* **GIVEN INSTRUCTION**
Select and copy out every line in the records containing "COUNTY".

==================================================

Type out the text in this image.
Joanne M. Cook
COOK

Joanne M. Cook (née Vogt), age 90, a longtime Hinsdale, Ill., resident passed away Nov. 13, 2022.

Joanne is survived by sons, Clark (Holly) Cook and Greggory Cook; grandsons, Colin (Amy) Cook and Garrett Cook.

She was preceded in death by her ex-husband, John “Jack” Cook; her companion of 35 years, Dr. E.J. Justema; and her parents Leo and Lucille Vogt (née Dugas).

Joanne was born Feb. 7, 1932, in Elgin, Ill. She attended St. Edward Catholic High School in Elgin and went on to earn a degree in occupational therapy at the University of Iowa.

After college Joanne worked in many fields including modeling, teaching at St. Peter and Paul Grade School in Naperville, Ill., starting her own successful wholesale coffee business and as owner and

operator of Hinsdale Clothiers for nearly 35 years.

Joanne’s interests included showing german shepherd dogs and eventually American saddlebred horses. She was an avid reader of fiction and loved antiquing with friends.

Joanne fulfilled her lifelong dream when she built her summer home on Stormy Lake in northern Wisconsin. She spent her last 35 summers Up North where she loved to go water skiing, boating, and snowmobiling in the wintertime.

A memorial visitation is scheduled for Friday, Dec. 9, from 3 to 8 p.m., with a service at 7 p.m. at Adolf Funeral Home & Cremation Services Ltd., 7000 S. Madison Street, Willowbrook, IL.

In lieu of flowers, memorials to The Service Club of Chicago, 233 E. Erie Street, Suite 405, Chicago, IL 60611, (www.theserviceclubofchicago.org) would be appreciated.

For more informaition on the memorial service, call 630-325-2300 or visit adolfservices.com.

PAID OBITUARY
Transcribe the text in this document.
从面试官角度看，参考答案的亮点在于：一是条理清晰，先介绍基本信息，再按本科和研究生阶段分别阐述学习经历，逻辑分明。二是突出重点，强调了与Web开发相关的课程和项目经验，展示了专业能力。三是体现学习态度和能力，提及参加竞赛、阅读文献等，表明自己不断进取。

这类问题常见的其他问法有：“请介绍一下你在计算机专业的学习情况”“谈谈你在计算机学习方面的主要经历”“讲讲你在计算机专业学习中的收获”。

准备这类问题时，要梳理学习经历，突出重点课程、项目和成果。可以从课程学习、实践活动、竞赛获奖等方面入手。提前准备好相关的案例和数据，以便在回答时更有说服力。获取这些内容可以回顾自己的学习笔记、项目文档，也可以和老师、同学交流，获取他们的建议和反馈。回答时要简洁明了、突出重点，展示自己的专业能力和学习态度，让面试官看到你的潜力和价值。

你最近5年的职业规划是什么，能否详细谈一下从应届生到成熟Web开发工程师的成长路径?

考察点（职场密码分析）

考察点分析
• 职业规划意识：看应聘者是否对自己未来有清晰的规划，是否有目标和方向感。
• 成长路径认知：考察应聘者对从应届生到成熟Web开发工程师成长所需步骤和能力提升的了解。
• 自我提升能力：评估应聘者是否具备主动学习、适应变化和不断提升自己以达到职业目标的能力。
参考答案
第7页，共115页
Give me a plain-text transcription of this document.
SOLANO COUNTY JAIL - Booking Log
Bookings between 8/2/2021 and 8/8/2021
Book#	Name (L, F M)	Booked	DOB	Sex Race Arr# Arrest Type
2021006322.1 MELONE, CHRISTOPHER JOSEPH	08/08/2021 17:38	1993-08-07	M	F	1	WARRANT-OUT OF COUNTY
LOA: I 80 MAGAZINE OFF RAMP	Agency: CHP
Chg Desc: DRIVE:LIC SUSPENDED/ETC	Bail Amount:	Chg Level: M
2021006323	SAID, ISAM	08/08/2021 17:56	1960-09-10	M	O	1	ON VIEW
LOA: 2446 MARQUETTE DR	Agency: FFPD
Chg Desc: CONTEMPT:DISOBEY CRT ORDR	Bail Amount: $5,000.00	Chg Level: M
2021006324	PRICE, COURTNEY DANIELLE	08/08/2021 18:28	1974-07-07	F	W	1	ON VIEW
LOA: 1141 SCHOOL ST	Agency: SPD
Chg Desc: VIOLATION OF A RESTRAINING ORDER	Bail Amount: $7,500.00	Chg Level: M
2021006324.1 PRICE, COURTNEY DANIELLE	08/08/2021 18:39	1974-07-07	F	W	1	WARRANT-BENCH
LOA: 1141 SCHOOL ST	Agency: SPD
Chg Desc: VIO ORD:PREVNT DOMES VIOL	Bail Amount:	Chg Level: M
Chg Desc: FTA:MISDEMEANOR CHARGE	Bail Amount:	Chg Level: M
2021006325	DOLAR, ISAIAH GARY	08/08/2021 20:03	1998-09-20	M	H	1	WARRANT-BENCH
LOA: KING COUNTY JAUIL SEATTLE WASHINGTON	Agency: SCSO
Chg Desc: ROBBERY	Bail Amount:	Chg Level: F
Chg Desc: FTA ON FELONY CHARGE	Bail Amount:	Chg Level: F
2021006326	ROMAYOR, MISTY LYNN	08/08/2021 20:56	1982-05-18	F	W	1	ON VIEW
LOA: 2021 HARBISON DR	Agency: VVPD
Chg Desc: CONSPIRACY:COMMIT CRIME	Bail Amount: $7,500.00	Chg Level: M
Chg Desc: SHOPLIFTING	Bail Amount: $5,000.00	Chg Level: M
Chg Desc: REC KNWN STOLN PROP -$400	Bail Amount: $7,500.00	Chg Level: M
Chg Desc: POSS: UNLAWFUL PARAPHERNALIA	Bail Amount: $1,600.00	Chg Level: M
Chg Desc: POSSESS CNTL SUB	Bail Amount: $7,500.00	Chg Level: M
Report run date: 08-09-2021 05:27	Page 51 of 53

==================================================

* **EXERCISE OUTPUT**
SOLANO COUNTY JAIL - Booking Log
2021006322.1 MELONE, CHRISTOPHER JOSEPH	08/08/2021 17:38	1993-08-07	M	F	1	WARRANT-OUT OF COUNTY
LOA: KING COUNTY JAUIL SEATTLE WASHINGTON	Agency: SCSO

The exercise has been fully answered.